## EXERCISE GOAL
Exactly reproduce the entries, dropping any pictures from your copy.

Records about charts and figures:
'''
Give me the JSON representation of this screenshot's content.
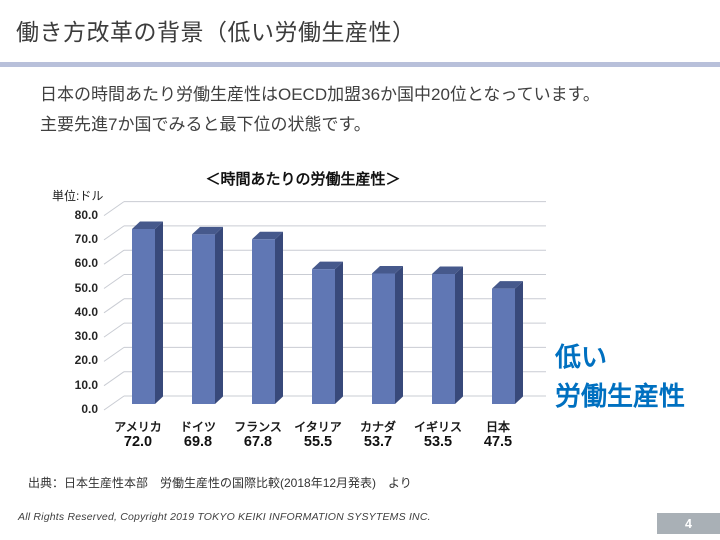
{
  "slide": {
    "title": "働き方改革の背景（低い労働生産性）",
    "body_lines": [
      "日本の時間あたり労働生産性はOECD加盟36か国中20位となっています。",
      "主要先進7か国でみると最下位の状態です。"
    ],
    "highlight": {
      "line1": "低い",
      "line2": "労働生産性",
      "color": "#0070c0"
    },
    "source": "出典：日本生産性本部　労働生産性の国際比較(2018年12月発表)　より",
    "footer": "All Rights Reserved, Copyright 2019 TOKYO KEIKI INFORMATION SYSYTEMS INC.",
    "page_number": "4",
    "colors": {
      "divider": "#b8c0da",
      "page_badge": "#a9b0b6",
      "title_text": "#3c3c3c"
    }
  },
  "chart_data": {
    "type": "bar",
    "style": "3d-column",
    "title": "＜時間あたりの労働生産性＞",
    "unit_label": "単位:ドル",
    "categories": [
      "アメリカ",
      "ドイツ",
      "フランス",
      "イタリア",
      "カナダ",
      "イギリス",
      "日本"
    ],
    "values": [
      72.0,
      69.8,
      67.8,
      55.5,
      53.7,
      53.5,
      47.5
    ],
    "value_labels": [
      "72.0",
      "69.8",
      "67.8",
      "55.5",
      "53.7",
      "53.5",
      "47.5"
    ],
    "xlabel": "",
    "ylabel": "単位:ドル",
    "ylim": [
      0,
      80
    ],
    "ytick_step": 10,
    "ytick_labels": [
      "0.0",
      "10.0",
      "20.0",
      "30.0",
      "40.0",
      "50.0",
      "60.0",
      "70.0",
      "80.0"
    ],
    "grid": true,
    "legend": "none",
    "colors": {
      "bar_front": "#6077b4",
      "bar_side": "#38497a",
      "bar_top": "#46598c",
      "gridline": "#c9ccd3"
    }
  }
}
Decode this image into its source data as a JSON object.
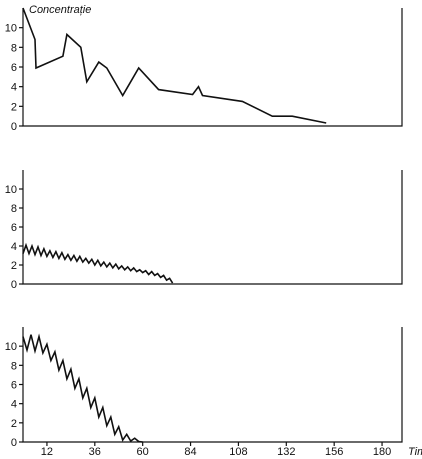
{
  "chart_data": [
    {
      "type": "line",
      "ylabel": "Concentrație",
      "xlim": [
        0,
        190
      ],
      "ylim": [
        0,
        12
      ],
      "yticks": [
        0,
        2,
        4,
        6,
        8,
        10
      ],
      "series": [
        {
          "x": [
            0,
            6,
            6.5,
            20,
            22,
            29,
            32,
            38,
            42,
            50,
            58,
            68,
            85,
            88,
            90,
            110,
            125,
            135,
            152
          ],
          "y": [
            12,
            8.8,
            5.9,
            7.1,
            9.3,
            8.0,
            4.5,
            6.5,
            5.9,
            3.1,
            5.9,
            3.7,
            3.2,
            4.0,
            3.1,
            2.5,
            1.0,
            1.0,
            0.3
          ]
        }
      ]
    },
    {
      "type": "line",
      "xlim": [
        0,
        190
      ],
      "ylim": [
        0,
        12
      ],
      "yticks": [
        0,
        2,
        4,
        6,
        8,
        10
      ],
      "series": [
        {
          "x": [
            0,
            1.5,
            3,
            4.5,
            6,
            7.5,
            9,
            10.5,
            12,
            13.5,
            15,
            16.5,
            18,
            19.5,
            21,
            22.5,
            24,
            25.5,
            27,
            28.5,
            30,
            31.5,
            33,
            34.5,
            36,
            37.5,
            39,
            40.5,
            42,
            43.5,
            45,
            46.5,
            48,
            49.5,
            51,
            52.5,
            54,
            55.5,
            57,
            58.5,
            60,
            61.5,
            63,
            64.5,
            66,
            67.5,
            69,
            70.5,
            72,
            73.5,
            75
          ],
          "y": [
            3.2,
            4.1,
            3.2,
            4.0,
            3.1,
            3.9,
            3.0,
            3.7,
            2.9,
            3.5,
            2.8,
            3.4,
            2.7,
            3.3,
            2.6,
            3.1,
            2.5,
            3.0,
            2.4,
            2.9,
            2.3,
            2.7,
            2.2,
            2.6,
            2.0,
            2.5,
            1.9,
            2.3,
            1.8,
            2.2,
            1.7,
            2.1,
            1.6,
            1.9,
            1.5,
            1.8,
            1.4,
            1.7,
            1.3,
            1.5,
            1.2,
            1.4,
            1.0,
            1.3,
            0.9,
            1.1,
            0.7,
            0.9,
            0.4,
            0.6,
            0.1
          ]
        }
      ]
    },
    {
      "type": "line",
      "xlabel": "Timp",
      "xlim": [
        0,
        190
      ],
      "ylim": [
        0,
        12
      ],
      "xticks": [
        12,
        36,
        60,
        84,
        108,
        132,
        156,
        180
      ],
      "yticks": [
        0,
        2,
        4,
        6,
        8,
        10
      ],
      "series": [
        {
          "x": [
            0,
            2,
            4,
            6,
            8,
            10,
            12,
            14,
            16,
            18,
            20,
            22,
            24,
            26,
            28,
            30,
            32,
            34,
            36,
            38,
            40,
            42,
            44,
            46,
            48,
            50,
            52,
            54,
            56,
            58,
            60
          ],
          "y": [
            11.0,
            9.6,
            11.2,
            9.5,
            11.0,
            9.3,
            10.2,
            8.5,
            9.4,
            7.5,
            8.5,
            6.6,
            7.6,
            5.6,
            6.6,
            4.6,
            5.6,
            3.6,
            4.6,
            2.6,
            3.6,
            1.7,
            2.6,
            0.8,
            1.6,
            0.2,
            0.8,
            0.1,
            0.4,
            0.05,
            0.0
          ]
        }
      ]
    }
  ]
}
'''
## RIGHT ANSWER
Give me the JSON representation of this screenshot's content.
{
  "slide": {
    "title": "働き方改革の背景（低い労働生産性）",
    "body_lines": [
      "日本の時間あたり労働生産性はOECD加盟36か国中20位となっています。",
      "主要先進7か国でみると最下位の状態です。"
    ],
    "highlight": {
      "line1": "低い",
      "line2": "労働生産性",
      "color": "#0070c0"
    },
    "source": "出典：日本生産性本部　労働生産性の国際比較(2018年12月発表)　より",
    "footer": "All Rights Reserved, Copyright 2019 TOKYO KEIKI INFORMATION SYSYTEMS INC.",
    "page_number": "4",
    "colors": {
      "divider": "#b8c0da",
      "page_badge": "#a9b0b6",
      "title_text": "#3c3c3c"
    }
  },
  "chart_data": {
    "type": "bar",
    "style": "3d-column",
    "title": "＜時間あたりの労働生産性＞",
    "unit_label": "単位:ドル",
    "categories": [
      "アメリカ",
      "ドイツ",
      "フランス",
      "イタリア",
      "カナダ",
      "イギリス",
      "日本"
    ],
    "values": [
      72.0,
      69.8,
      67.8,
      55.5,
      53.7,
      53.5,
      47.5
    ],
    "value_labels": [
      "72.0",
      "69.8",
      "67.8",
      "55.5",
      "53.7",
      "53.5",
      "47.5"
    ],
    "xlabel": "",
    "ylabel": "単位:ドル",
    "ylim": [
      0,
      80
    ],
    "ytick_step": 10,
    "ytick_labels": [
      "0.0",
      "10.0",
      "20.0",
      "30.0",
      "40.0",
      "50.0",
      "60.0",
      "70.0",
      "80.0"
    ],
    "grid": true,
    "legend": "none",
    "colors": {
      "bar_front": "#6077b4",
      "bar_side": "#38497a",
      "bar_top": "#46598c",
      "gridline": "#c9ccd3"
    }
  }
}
Decode this image into its source data as a JSON object.
{
  "chart_data": [
    {
      "type": "line",
      "ylabel": "Concentrație",
      "xlim": [
        0,
        190
      ],
      "ylim": [
        0,
        12
      ],
      "yticks": [
        0,
        2,
        4,
        6,
        8,
        10
      ],
      "series": [
        {
          "x": [
            0,
            6,
            6.5,
            20,
            22,
            29,
            32,
            38,
            42,
            50,
            58,
            68,
            85,
            88,
            90,
            110,
            125,
            135,
            152
          ],
          "y": [
            12,
            8.8,
            5.9,
            7.1,
            9.3,
            8.0,
            4.5,
            6.5,
            5.9,
            3.1,
            5.9,
            3.7,
            3.2,
            4.0,
            3.1,
            2.5,
            1.0,
            1.0,
            0.3
          ]
        }
      ]
    },
    {
      "type": "line",
      "xlim": [
        0,
        190
      ],
      "ylim": [
        0,
        12
      ],
      "yticks": [
        0,
        2,
        4,
        6,
        8,
        10
      ],
      "series": [
        {
          "x": [
            0,
            1.5,
            3,
            4.5,
            6,
            7.5,
            9,
            10.5,
            12,
            13.5,
            15,
            16.5,
            18,
            19.5,
            21,
            22.5,
            24,
            25.5,
            27,
            28.5,
            30,
            31.5,
            33,
            34.5,
            36,
            37.5,
            39,
            40.5,
            42,
            43.5,
            45,
            46.5,
            48,
            49.5,
            51,
            52.5,
            54,
            55.5,
            57,
            58.5,
            60,
            61.5,
            63,
            64.5,
            66,
            67.5,
            69,
            70.5,
            72,
            73.5,
            75
          ],
          "y": [
            3.2,
            4.1,
            3.2,
            4.0,
            3.1,
            3.9,
            3.0,
            3.7,
            2.9,
            3.5,
            2.8,
            3.4,
            2.7,
            3.3,
            2.6,
            3.1,
            2.5,
            3.0,
            2.4,
            2.9,
            2.3,
            2.7,
            2.2,
            2.6,
            2.0,
            2.5,
            1.9,
            2.3,
            1.8,
            2.2,
            1.7,
            2.1,
            1.6,
            1.9,
            1.5,
            1.8,
            1.4,
            1.7,
            1.3,
            1.5,
            1.2,
            1.4,
            1.0,
            1.3,
            0.9,
            1.1,
            0.7,
            0.9,
            0.4,
            0.6,
            0.1
          ]
        }
      ]
    },
    {
      "type": "line",
      "xlabel": "Timp",
      "xlim": [
        0,
        190
      ],
      "ylim": [
        0,
        12
      ],
      "xticks": [
        12,
        36,
        60,
        84,
        108,
        132,
        156,
        180
      ],
      "yticks": [
        0,
        2,
        4,
        6,
        8,
        10
      ],
      "series": [
        {
          "x": [
            0,
            2,
            4,
            6,
            8,
            10,
            12,
            14,
            16,
            18,
            20,
            22,
            24,
            26,
            28,
            30,
            32,
            34,
            36,
            38,
            40,
            42,
            44,
            46,
            48,
            50,
            52,
            54,
            56,
            58,
            60
          ],
          "y": [
            11.0,
            9.6,
            11.2,
            9.5,
            11.0,
            9.3,
            10.2,
            8.5,
            9.4,
            7.5,
            8.5,
            6.6,
            7.6,
            5.6,
            6.6,
            4.6,
            5.6,
            3.6,
            4.6,
            2.6,
            3.6,
            1.7,
            2.6,
            0.8,
            1.6,
            0.2,
            0.8,
            0.1,
            0.4,
            0.05,
            0.0
          ]
        }
      ]
    }
  ]
}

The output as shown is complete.